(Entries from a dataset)
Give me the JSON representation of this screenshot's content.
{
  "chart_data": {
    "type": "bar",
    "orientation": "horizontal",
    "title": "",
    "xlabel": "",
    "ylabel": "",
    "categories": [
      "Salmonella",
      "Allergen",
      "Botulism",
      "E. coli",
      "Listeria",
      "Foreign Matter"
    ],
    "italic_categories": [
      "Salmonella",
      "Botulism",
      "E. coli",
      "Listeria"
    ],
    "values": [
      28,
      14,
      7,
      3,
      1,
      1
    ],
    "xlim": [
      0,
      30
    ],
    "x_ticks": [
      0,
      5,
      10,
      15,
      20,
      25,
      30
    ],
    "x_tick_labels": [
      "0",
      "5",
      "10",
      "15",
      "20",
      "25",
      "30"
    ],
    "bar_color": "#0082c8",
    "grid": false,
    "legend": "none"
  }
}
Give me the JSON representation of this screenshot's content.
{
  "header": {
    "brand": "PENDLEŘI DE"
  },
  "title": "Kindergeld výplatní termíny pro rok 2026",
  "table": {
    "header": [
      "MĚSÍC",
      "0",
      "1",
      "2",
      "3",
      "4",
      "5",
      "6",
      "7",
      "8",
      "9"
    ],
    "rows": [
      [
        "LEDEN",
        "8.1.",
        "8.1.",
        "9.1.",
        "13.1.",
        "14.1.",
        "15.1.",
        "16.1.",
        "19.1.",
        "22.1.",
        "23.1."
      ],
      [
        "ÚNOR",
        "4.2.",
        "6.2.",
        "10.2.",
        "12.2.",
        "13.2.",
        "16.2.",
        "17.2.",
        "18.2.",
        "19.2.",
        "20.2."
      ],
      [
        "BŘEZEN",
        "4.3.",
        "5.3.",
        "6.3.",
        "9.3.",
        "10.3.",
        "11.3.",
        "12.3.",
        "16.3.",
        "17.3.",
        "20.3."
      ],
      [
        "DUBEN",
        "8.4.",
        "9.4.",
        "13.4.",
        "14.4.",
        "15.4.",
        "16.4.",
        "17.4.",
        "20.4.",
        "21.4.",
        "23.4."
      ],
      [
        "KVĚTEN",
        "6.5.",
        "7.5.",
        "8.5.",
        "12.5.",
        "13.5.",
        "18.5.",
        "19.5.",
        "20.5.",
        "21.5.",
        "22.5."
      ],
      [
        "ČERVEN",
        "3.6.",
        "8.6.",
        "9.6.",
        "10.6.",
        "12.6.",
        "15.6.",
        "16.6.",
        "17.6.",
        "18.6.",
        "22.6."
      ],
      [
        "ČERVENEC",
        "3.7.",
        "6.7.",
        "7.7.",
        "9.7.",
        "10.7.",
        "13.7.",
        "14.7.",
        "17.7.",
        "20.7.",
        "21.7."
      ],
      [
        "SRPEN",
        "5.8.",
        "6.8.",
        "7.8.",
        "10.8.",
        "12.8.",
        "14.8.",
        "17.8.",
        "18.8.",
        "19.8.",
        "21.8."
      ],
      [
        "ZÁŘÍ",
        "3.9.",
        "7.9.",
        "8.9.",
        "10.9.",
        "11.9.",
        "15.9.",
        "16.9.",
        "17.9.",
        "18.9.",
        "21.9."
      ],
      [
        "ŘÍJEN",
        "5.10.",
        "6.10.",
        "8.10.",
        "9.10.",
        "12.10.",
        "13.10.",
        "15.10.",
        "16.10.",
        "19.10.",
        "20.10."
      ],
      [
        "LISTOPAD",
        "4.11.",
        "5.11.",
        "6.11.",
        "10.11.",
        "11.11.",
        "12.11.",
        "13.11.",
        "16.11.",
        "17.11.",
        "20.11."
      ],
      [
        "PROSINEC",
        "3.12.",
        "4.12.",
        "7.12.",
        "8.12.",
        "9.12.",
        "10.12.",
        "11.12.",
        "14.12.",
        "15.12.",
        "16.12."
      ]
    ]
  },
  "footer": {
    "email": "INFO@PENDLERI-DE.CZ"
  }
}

● **What is being asked**:
Repeat the data precisely, line by line.

● **Solution for this exercise**:
Give me the JSON representation of this screenshot's content.
{
  "chart_data": {
    "type": "bar",
    "orientation": "horizontal",
    "title": "",
    "xlabel": "",
    "ylabel": "",
    "categories": [
      "Salmonella",
      "Allergen",
      "Botulism",
      "E. coli",
      "Listeria",
      "Foreign Matter"
    ],
    "italic_categories": [
      "Salmonella",
      "Botulism",
      "E. coli",
      "Listeria"
    ],
    "values": [
      28,
      14,
      7,
      3,
      1,
      1
    ],
    "xlim": [
      0,
      30
    ],
    "x_ticks": [
      0,
      5,
      10,
      15,
      20,
      25,
      30
    ],
    "x_tick_labels": [
      "0",
      "5",
      "10",
      "15",
      "20",
      "25",
      "30"
    ],
    "bar_color": "#0082c8",
    "grid": false,
    "legend": "none"
  }
}
Give me the JSON representation of this screenshot's content.
{
  "header": {
    "brand": "PENDLEŘI DE"
  },
  "title": "Kindergeld výplatní termíny pro rok 2026",
  "table": {
    "header": [
      "MĚSÍC",
      "0",
      "1",
      "2",
      "3",
      "4",
      "5",
      "6",
      "7",
      "8",
      "9"
    ],
    "rows": [
      [
        "LEDEN",
        "8.1.",
        "8.1.",
        "9.1.",
        "13.1.",
        "14.1.",
        "15.1.",
        "16.1.",
        "19.1.",
        "22.1.",
        "23.1."
      ],
      [
        "ÚNOR",
        "4.2.",
        "6.2.",
        "10.2.",
        "12.2.",
        "13.2.",
        "16.2.",
        "17.2.",
        "18.2.",
        "19.2.",
        "20.2."
      ],
      [
        "BŘEZEN",
        "4.3.",
        "5.3.",
        "6.3.",
        "9.3.",
        "10.3.",
        "11.3.",
        "12.3.",
        "16.3.",
        "17.3.",
        "20.3."
      ],
      [
        "DUBEN",
        "8.4.",
        "9.4.",
        "13.4.",
        "14.4.",
        "15.4.",
        "16.4.",
        "17.4.",
        "20.4.",
        "21.4.",
        "23.4."
      ],
      [
        "KVĚTEN",
        "6.5.",
        "7.5.",
        "8.5.",
        "12.5.",
        "13.5.",
        "18.5.",
        "19.5.",
        "20.5.",
        "21.5.",
        "22.5."
      ],
      [
        "ČERVEN",
        "3.6.",
        "8.6.",
        "9.6.",
        "10.6.",
        "12.6.",
        "15.6.",
        "16.6.",
        "17.6.",
        "18.6.",
        "22.6."
      ],
      [
        "ČERVENEC",
        "3.7.",
        "6.7.",
        "7.7.",
        "9.7.",
        "10.7.",
        "13.7.",
        "14.7.",
        "17.7.",
        "20.7.",
        "21.7."
      ],
      [
        "SRPEN",
        "5.8.",
        "6.8.",
        "7.8.",
        "10.8.",
        "12.8.",
        "14.8.",
        "17.8.",
        "18.8.",
        "19.8.",
        "21.8."
      ],
      [
        "ZÁŘÍ",
        "3.9.",
        "7.9.",
        "8.9.",
        "10.9.",
        "11.9.",
        "15.9.",
        "16.9.",
        "17.9.",
        "18.9.",
        "21.9."
      ],
      [
        "ŘÍJEN",
        "5.10.",
        "6.10.",
        "8.10.",
        "9.10.",
        "12.10.",
        "13.10.",
        "15.10.",
        "16.10.",
        "19.10.",
        "20.10."
      ],
      [
        "LISTOPAD",
        "4.11.",
        "5.11.",
        "6.11.",
        "10.11.",
        "11.11.",
        "12.11.",
        "13.11.",
        "16.11.",
        "17.11.",
        "20.11."
      ],
      [
        "PROSINEC",
        "3.12.",
        "4.12.",
        "7.12.",
        "8.12.",
        "9.12.",
        "10.12.",
        "11.12.",
        "14.12.",
        "15.12.",
        "16.12."
      ]
    ]
  },
  "footer": {
    "email": "INFO@PENDLERI-DE.CZ"
  }
}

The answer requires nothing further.